The request>
Search the material for the string "saimo", then return every line where it is found.
>>
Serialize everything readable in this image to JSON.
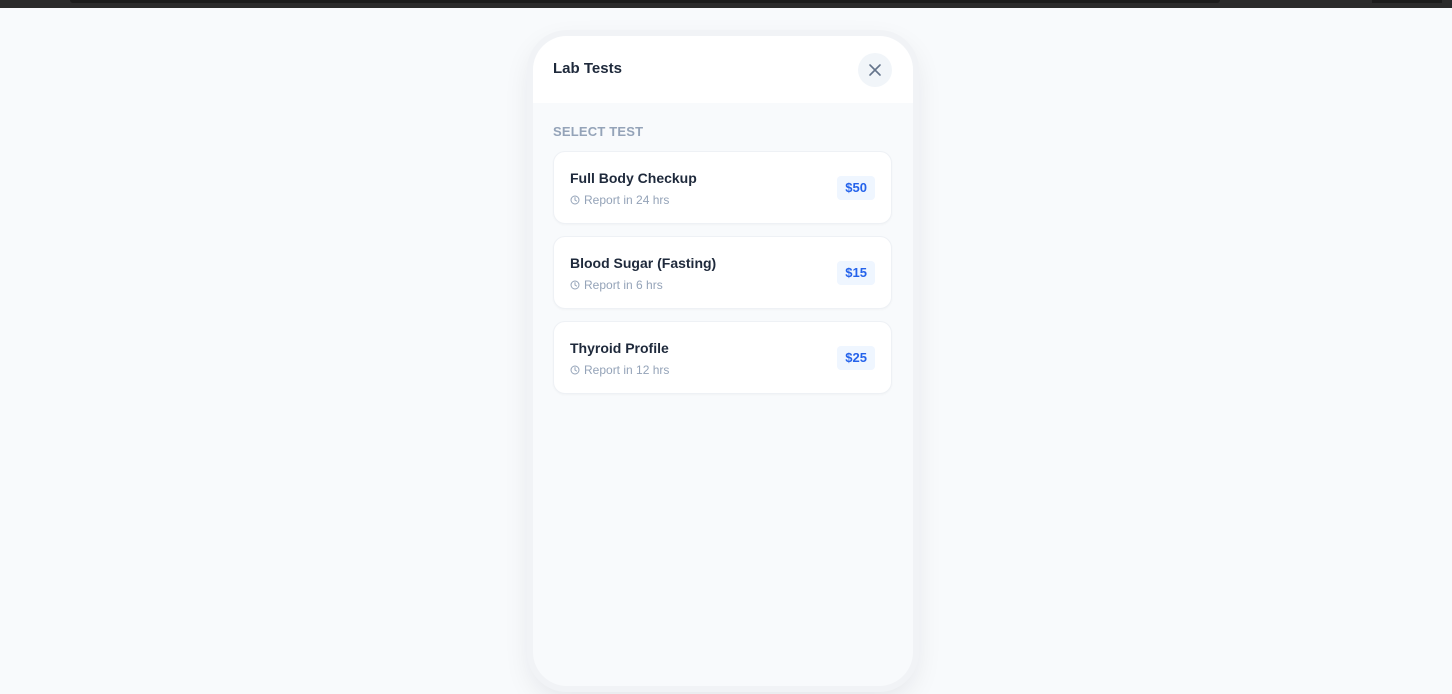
{
  "modal": {
    "title": "Lab Tests",
    "close_icon": "close-icon"
  },
  "section": {
    "label": "SELECT TEST"
  },
  "tests": [
    {
      "name": "Full Body Checkup",
      "report": "Report in 24 hrs",
      "price": "$50"
    },
    {
      "name": "Blood Sugar (Fasting)",
      "report": "Report in 6 hrs",
      "price": "$15"
    },
    {
      "name": "Thyroid Profile",
      "report": "Report in 12 hrs",
      "price": "$25"
    }
  ],
  "colors": {
    "accent": "#2563eb",
    "accent_bg": "#eff6ff",
    "text_primary": "#1e293b",
    "text_muted": "#94a3b8",
    "background": "#f8fafc"
  },
  "icons": {
    "clock": "clock-icon",
    "close": "close-icon"
  }
}
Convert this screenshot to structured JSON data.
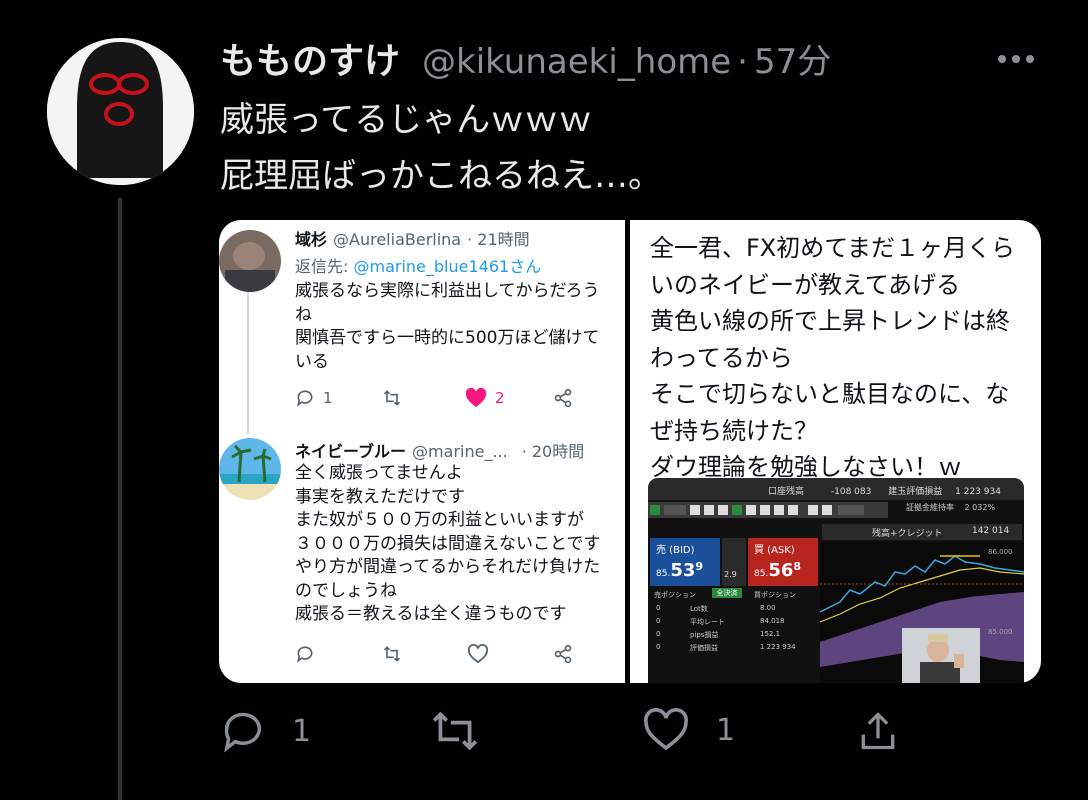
{
  "tweet": {
    "name": "もものすけ",
    "handle": "@kikunaeki_home",
    "separator": "·",
    "time": "57分",
    "text": "威張ってるじゃんｗｗｗ\n屁理屈ばっかこねるねえ…。",
    "reply_count": "1",
    "like_count": "1"
  },
  "embedded_left": {
    "reply1": {
      "name": "域杉",
      "handle": "@AureliaBerlina",
      "time": "· 21時間",
      "reply_to_prefix": "返信先: ",
      "reply_to_handle": "@marine_blue1461さん",
      "text": "威張るなら実際に利益出してからだろう\nね\n関慎吾ですら一時的に500万ほど儲けて\nいる",
      "reply_count": "1",
      "like_count": "2"
    },
    "reply2": {
      "name": "ネイビーブルー",
      "handle": "@marine_...",
      "time": "· 20時間",
      "text": "全く威張ってませんよ\n事実を教えただけです\nまた奴が５００万の利益といいますが\n３０００万の損失は間違えないことです\nやり方が間違ってるからそれだけ負けた\nのでしょうね\n威張る＝教えるは全く違うものです"
    }
  },
  "embedded_right": {
    "text": "全一君、FX初めてまだ１ヶ月くら\nいのネイビーが教えてあげる\n黄色い線の所で上昇トレンドは終\nわってるから\nそこで切らないと駄目なのに、な\nぜ持ち続けた？\nダウ理論を勉強しなさい！ｗ",
    "fx": {
      "title": "口座残高",
      "balance": "-108 083",
      "pl_label": "建玉評価損益",
      "pl_value": "1 223 934",
      "margin_label": "証拠金維持率",
      "margin_value": "2 032%",
      "credit_label": "残高+クレジット",
      "credit_value": "142 014",
      "bid_label": "売 (BID)",
      "ask_label": "買 (ASK)",
      "bid_int": "85.",
      "bid_big": "53",
      "bid_small": "9",
      "ask_int": "85.",
      "ask_big": "56",
      "ask_small": "8",
      "spread": "2.9",
      "sell_pos": "売ポジション",
      "buy_pos": "買ポジション",
      "all_close": "全決済",
      "rows": [
        {
          "label": "Lot数",
          "left": "0",
          "right": "8.00"
        },
        {
          "label": "平均レート",
          "left": "0",
          "right": "84.018"
        },
        {
          "label": "pips損益",
          "left": "0",
          "right": "152.1"
        },
        {
          "label": "評価損益",
          "left": "0",
          "right": "1 223 934"
        }
      ],
      "price_top": "86.000",
      "price_mid": "85.000"
    }
  },
  "colors": {
    "bg": "#000000",
    "text": "#e7e9ea",
    "muted": "#8b9096",
    "like": "#f91880",
    "link": "#1d9bf0"
  }
}
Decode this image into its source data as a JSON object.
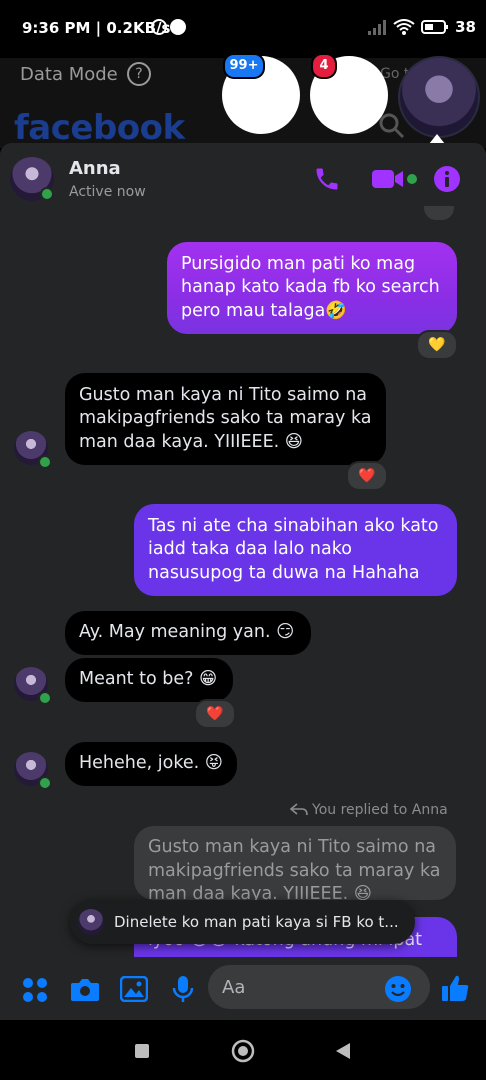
{
  "status_bar": {
    "time": "9:36 PM | 0.2KB/s",
    "battery": "38"
  },
  "background_app": {
    "data_mode": "Data Mode",
    "help": "?",
    "logo": "facebook",
    "goto": "Go t"
  },
  "chat_heads": [
    {
      "badge": "99+"
    },
    {
      "badge": "4"
    }
  ],
  "header": {
    "name": "Anna",
    "status": "Active now"
  },
  "messages": [
    {
      "from": "me",
      "text": "Pursigido man pati ko mag hanap kato kada fb ko search pero mau talaga🤣",
      "reaction": "💛"
    },
    {
      "from": "them",
      "text": "Gusto man kaya ni Tito saimo na makipagfriends sako ta maray ka man daa kaya. YIIIEEE. 😆",
      "reaction": "❤️"
    },
    {
      "from": "me",
      "text": "Tas ni ate cha sinabihan ako kato iadd taka daa lalo nako nasusupog ta duwa na Hahaha"
    },
    {
      "from": "them",
      "text": "Ay. May meaning yan. 😏"
    },
    {
      "from": "them",
      "text": "Meant to be? 😁",
      "reaction": "❤️"
    },
    {
      "from": "them",
      "text": "Hehehe, joke. 😝"
    }
  ],
  "reply": {
    "label": "You replied to Anna",
    "quoted": "Gusto man kaya ni Tito saimo na makipagfriends sako ta maray ka man daa kaya. YIIIEEE. 😆",
    "partial": "iyoo 😁😂 katong anung mi ipat"
  },
  "toast": {
    "text": "Dinelete ko man pati kaya si FB ko t..."
  },
  "composer": {
    "placeholder": "Aa"
  },
  "colors": {
    "accent": "#a033ff",
    "bubble_mine": "#8b2ee6",
    "online": "#31a24c"
  }
}
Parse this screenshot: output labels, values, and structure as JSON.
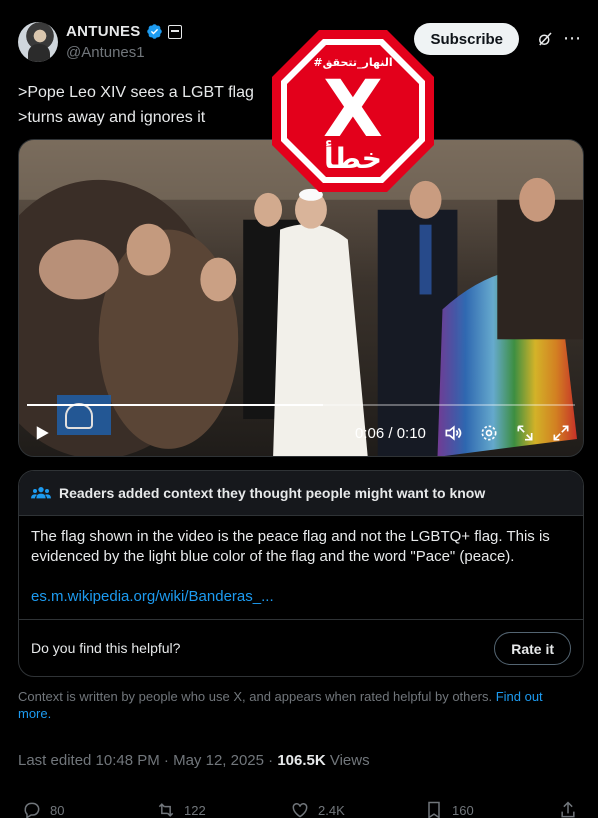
{
  "author": {
    "name": "ANTUNES",
    "handle": "@Antunes1"
  },
  "header": {
    "subscribe_label": "Subscribe"
  },
  "tweet": {
    "line1": ">Pope Leo XIV sees a LGBT flag",
    "line2": ">turns away and ignores it"
  },
  "video": {
    "time": "0:06 / 0:10",
    "progress": 0.54,
    "watermark": "VATICAN MEDIA"
  },
  "community_note": {
    "title": "Readers added context they thought people might want to know",
    "body": "The flag shown in the video is the peace flag and not the LGBTQ+ flag. This is evidenced by the light blue color of the flag and the word \"Pace\" (peace).",
    "link": "es.m.wikipedia.org/wiki/Banderas_...",
    "question": "Do you find this helpful?",
    "rate_label": "Rate it"
  },
  "disclaimer": {
    "text": "Context is written by people who use X, and appears when rated helpful by others. ",
    "link": "Find out more."
  },
  "meta": {
    "edited": "Last edited 10:48 PM · May 12, 2025 · ",
    "views_count": "106.5K",
    "views_label": " Views"
  },
  "actions": {
    "replies": "80",
    "reposts": "122",
    "likes": "2.4K",
    "bookmarks": "160"
  },
  "stamp": {
    "hashtag": "#النهار_تتحقق",
    "letter": "X",
    "verdict": "خطأ"
  },
  "colors": {
    "accent": "#1d9bf0",
    "verified": "#1d9bf0",
    "stamp_red": "#e3001b"
  }
}
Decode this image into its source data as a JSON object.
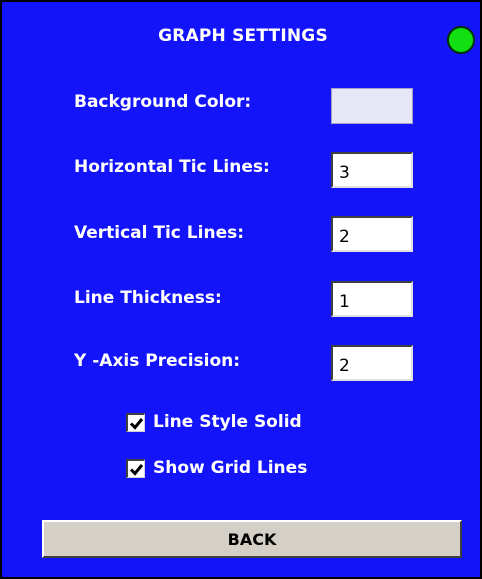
{
  "dialog": {
    "title": "GRAPH SETTINGS",
    "status_color": "#13e013"
  },
  "settings": {
    "background_color": {
      "label": "Background Color:",
      "value": "#e6e6f5"
    },
    "horizontal_tic_lines": {
      "label": "Horizontal Tic Lines:",
      "value": "3"
    },
    "vertical_tic_lines": {
      "label": "Vertical Tic Lines:",
      "value": "2"
    },
    "line_thickness": {
      "label": "Line Thickness:",
      "value": "1"
    },
    "y_axis_precision": {
      "label": "Y -Axis Precision:",
      "value": "2"
    }
  },
  "options": {
    "line_style_solid": {
      "label": "Line Style Solid",
      "checked": true
    },
    "show_grid_lines": {
      "label": "Show Grid Lines",
      "checked": true
    }
  },
  "actions": {
    "back_label": "BACK"
  },
  "theme": {
    "panel_background": "#1414fa",
    "text_color": "#ffffff"
  }
}
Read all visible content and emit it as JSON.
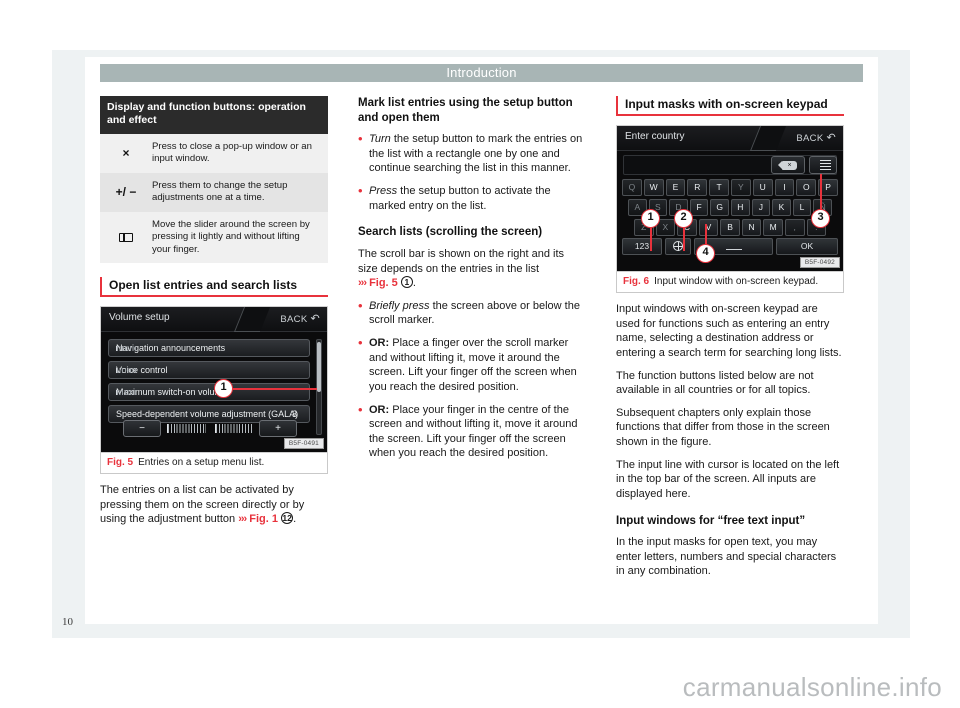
{
  "document": {
    "running_head": "Introduction",
    "page_number": "10",
    "watermark": "carmanualsonline.info"
  },
  "column_left": {
    "spec_table": {
      "header": "Display and function buttons: operation and effect",
      "rows": [
        {
          "icon": "close-x-icon",
          "symbol": "×",
          "description": "Press to close a pop-up window or an input window."
        },
        {
          "icon": "plus-minus-icon",
          "symbol": "+/ −",
          "description": "Press them to change the setup adjustments one at a time."
        },
        {
          "icon": "slider-icon",
          "symbol": "",
          "description": "Move the slider around the screen by pressing it lightly and without lifting your finger."
        }
      ]
    },
    "heading": "Open list entries and search lists",
    "figure": {
      "number": "Fig. 5",
      "caption": "Entries on a setup menu list.",
      "code": "B5F-0491",
      "screen": {
        "title": "Volume setup",
        "back_label": "BACK",
        "rows": [
          {
            "label": "Navigation announcements",
            "value": ""
          },
          {
            "label": "Voice control",
            "value": ""
          },
          {
            "label": "Maximum switch-on volume",
            "value": ""
          },
          {
            "label": "Speed-dependent volume adjustment (GALA)",
            "value": "3"
          }
        ],
        "minus_label": "−",
        "plus_label": "+",
        "callouts": [
          "1"
        ]
      }
    },
    "body": [
      "The entries on a list can be activated by pressing them on the screen directly or by using the adjustment button"
    ],
    "body_ref": {
      "arrow": "›››",
      "label": "Fig. 1",
      "circled": "12",
      "tail": "."
    }
  },
  "column_middle": {
    "heading_1": "Mark list entries using the setup button and open them",
    "bullets_1": [
      {
        "lead": "Turn",
        "lead_style": "italic",
        "text": " the setup button to mark the entries on the list with a rectangle one by one and continue searching the list in this manner."
      },
      {
        "lead": "Press",
        "lead_style": "italic",
        "text": " the setup button to activate the marked entry on the list."
      }
    ],
    "heading_2": "Search lists (scrolling the screen)",
    "paragraph_1": "The scroll bar is shown on the right and its size depends on the entries in the list",
    "paragraph_1_ref": {
      "arrow": "›››",
      "label": "Fig. 5",
      "circled": "1",
      "tail": "."
    },
    "bullets_2": [
      {
        "lead": "Briefly press",
        "lead_style": "italic",
        "text": " the screen above or below the scroll marker."
      },
      {
        "lead": "OR:",
        "lead_style": "bold",
        "text": " Place a finger over the scroll marker and without lifting it, move it around the screen. Lift your finger off the screen when you reach the desired position."
      },
      {
        "lead": "OR:",
        "lead_style": "bold",
        "text": " Place your finger in the centre of the screen and without lifting it, move it around the screen. Lift your finger off the screen when you reach the desired position."
      }
    ]
  },
  "column_right": {
    "heading": "Input masks with on-screen keypad",
    "figure": {
      "number": "Fig. 6",
      "caption": "Input window with on-screen keypad.",
      "code": "B5F-0492",
      "screen": {
        "title": "Enter country",
        "back_label": "BACK",
        "keyboard_rows": [
          [
            "Q",
            "W",
            "E",
            "R",
            "T",
            "Y",
            "U",
            "I",
            "O",
            "P"
          ],
          [
            "A",
            "S",
            "D",
            "F",
            "G",
            "H",
            "J",
            "K",
            "L",
            "Ñ"
          ],
          [
            "Z",
            "X",
            "C",
            "V",
            "B",
            "N",
            "M",
            ",",
            "."
          ]
        ],
        "numeric_key": "123",
        "language_key": "globe-icon",
        "space_key": "space-icon",
        "ok_key": "OK",
        "delete_key": "backspace-icon",
        "list_key": "list-icon",
        "callouts": [
          "1",
          "2",
          "3",
          "4"
        ]
      }
    },
    "paragraphs": [
      "Input windows with on-screen keypad are used for functions such as entering an entry name, selecting a destination address or entering a search term for searching long lists.",
      "The function buttons listed below are not available in all countries or for all topics.",
      "Subsequent chapters only explain those functions that differ from those in the screen shown in the figure.",
      "The input line with cursor is located on the left in the top bar of the screen. All inputs are displayed here."
    ],
    "heading_2": "Input windows for “free text input”",
    "paragraph_last": "In the input masks for open text, you may enter letters, numbers and special characters in any combination."
  },
  "colors": {
    "accent_red": "#e8323c",
    "running_head_bg": "#a8b5b5",
    "table_header_bg": "#2b2b2b",
    "page_bg": "#eef2f3"
  }
}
<<
Finished answer>
      "text": "Gusto man kaya ni Tito saimo na makipagfriends sako ta maray ka man daa kaya. YIIIEEE. 😆",
    "quoted": "Gusto man kaya ni Tito saimo na makipagfriends sako ta maray ka man daa kaya. YIIIEEE. 😆",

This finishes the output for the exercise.